Problem statement — Read the data and repeat all of it exactly.

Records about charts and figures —
= = = =
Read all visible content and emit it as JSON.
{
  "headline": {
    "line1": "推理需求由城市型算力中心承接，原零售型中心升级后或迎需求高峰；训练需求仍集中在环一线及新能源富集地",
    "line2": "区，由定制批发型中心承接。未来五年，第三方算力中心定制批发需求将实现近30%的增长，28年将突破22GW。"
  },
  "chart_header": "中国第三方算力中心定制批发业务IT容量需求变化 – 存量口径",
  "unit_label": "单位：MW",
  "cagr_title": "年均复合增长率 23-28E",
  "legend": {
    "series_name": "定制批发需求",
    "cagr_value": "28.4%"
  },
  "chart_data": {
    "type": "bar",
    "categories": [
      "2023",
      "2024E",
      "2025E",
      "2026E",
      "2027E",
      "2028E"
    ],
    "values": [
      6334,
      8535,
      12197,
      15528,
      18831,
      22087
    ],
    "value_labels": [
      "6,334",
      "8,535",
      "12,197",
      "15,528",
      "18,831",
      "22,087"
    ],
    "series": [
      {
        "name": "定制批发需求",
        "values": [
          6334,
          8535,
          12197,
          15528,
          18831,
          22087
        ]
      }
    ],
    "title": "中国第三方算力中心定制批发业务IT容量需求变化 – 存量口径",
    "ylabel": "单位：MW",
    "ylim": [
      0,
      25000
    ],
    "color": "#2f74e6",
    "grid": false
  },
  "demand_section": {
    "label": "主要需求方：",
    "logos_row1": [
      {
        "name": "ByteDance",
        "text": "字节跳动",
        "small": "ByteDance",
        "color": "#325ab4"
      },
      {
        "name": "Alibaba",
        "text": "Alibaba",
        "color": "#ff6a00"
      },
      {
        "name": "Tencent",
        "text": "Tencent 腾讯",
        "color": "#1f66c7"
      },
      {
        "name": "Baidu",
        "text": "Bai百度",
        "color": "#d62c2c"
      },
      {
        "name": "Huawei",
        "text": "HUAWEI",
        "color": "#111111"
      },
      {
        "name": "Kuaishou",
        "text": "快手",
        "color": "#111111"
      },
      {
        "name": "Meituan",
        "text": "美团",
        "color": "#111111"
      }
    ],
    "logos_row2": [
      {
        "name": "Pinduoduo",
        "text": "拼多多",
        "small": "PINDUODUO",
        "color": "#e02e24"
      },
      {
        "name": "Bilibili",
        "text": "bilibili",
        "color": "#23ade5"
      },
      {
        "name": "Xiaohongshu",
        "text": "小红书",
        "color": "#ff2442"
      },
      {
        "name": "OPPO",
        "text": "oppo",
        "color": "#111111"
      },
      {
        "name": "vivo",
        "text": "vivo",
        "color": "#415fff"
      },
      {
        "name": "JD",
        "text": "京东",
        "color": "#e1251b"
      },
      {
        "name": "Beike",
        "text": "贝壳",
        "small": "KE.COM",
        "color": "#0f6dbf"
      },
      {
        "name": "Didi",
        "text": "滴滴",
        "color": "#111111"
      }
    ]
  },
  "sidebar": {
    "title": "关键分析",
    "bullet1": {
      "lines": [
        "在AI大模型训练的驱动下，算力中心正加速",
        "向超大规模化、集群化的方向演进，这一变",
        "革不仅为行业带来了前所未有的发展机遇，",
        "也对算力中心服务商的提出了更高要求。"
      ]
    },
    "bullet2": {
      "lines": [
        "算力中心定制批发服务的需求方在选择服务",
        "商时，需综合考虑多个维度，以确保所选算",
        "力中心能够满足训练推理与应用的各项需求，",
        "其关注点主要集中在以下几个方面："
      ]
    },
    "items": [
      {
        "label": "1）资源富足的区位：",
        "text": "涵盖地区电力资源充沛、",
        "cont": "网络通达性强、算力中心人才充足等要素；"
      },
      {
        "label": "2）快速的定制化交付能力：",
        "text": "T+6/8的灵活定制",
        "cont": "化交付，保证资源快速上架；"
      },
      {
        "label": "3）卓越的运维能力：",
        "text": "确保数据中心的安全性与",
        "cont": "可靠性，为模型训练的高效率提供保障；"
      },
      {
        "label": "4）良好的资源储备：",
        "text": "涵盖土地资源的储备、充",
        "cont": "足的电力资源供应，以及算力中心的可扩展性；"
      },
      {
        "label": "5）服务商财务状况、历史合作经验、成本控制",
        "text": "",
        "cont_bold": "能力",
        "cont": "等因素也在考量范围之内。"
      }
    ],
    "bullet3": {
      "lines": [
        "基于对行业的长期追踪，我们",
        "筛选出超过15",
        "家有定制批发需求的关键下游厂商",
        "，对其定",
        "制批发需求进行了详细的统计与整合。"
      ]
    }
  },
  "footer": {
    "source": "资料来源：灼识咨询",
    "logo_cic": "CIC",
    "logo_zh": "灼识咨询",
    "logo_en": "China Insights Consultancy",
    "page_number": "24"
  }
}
= = = =
Solution for this exercise —
Read all visible content and emit it as JSON.
{
  "headline": {
    "line1": "推理需求由城市型算力中心承接，原零售型中心升级后或迎需求高峰；训练需求仍集中在环一线及新能源富集地",
    "line2": "区，由定制批发型中心承接。未来五年，第三方算力中心定制批发需求将实现近30%的增长，28年将突破22GW。"
  },
  "chart_header": "中国第三方算力中心定制批发业务IT容量需求变化 – 存量口径",
  "unit_label": "单位：MW",
  "cagr_title": "年均复合增长率 23-28E",
  "legend": {
    "series_name": "定制批发需求",
    "cagr_value": "28.4%"
  },
  "chart_data": {
    "type": "bar",
    "categories": [
      "2023",
      "2024E",
      "2025E",
      "2026E",
      "2027E",
      "2028E"
    ],
    "values": [
      6334,
      8535,
      12197,
      15528,
      18831,
      22087
    ],
    "value_labels": [
      "6,334",
      "8,535",
      "12,197",
      "15,528",
      "18,831",
      "22,087"
    ],
    "series": [
      {
        "name": "定制批发需求",
        "values": [
          6334,
          8535,
          12197,
          15528,
          18831,
          22087
        ]
      }
    ],
    "title": "中国第三方算力中心定制批发业务IT容量需求变化 – 存量口径",
    "ylabel": "单位：MW",
    "ylim": [
      0,
      25000
    ],
    "color": "#2f74e6",
    "grid": false
  },
  "demand_section": {
    "label": "主要需求方：",
    "logos_row1": [
      {
        "name": "ByteDance",
        "text": "字节跳动",
        "small": "ByteDance",
        "color": "#325ab4"
      },
      {
        "name": "Alibaba",
        "text": "Alibaba",
        "color": "#ff6a00"
      },
      {
        "name": "Tencent",
        "text": "Tencent 腾讯",
        "color": "#1f66c7"
      },
      {
        "name": "Baidu",
        "text": "Bai百度",
        "color": "#d62c2c"
      },
      {
        "name": "Huawei",
        "text": "HUAWEI",
        "color": "#111111"
      },
      {
        "name": "Kuaishou",
        "text": "快手",
        "color": "#111111"
      },
      {
        "name": "Meituan",
        "text": "美团",
        "color": "#111111"
      }
    ],
    "logos_row2": [
      {
        "name": "Pinduoduo",
        "text": "拼多多",
        "small": "PINDUODUO",
        "color": "#e02e24"
      },
      {
        "name": "Bilibili",
        "text": "bilibili",
        "color": "#23ade5"
      },
      {
        "name": "Xiaohongshu",
        "text": "小红书",
        "color": "#ff2442"
      },
      {
        "name": "OPPO",
        "text": "oppo",
        "color": "#111111"
      },
      {
        "name": "vivo",
        "text": "vivo",
        "color": "#415fff"
      },
      {
        "name": "JD",
        "text": "京东",
        "color": "#e1251b"
      },
      {
        "name": "Beike",
        "text": "贝壳",
        "small": "KE.COM",
        "color": "#0f6dbf"
      },
      {
        "name": "Didi",
        "text": "滴滴",
        "color": "#111111"
      }
    ]
  },
  "sidebar": {
    "title": "关键分析",
    "bullet1": {
      "lines": [
        "在AI大模型训练的驱动下，算力中心正加速",
        "向超大规模化、集群化的方向演进，这一变",
        "革不仅为行业带来了前所未有的发展机遇，",
        "也对算力中心服务商的提出了更高要求。"
      ]
    },
    "bullet2": {
      "lines": [
        "算力中心定制批发服务的需求方在选择服务",
        "商时，需综合考虑多个维度，以确保所选算",
        "力中心能够满足训练推理与应用的各项需求，",
        "其关注点主要集中在以下几个方面："
      ]
    },
    "items": [
      {
        "label": "1）资源富足的区位：",
        "text": "涵盖地区电力资源充沛、",
        "cont": "网络通达性强、算力中心人才充足等要素；"
      },
      {
        "label": "2）快速的定制化交付能力：",
        "text": "T+6/8的灵活定制",
        "cont": "化交付，保证资源快速上架；"
      },
      {
        "label": "3）卓越的运维能力：",
        "text": "确保数据中心的安全性与",
        "cont": "可靠性，为模型训练的高效率提供保障；"
      },
      {
        "label": "4）良好的资源储备：",
        "text": "涵盖土地资源的储备、充",
        "cont": "足的电力资源供应，以及算力中心的可扩展性；"
      },
      {
        "label": "5）服务商财务状况、历史合作经验、成本控制",
        "text": "",
        "cont_bold": "能力",
        "cont": "等因素也在考量范围之内。"
      }
    ],
    "bullet3": {
      "lines": [
        "基于对行业的长期追踪，我们",
        "筛选出超过15",
        "家有定制批发需求的关键下游厂商",
        "，对其定",
        "制批发需求进行了详细的统计与整合。"
      ]
    }
  },
  "footer": {
    "source": "资料来源：灼识咨询",
    "logo_cic": "CIC",
    "logo_zh": "灼识咨询",
    "logo_en": "China Insights Consultancy",
    "page_number": "24"
  }
}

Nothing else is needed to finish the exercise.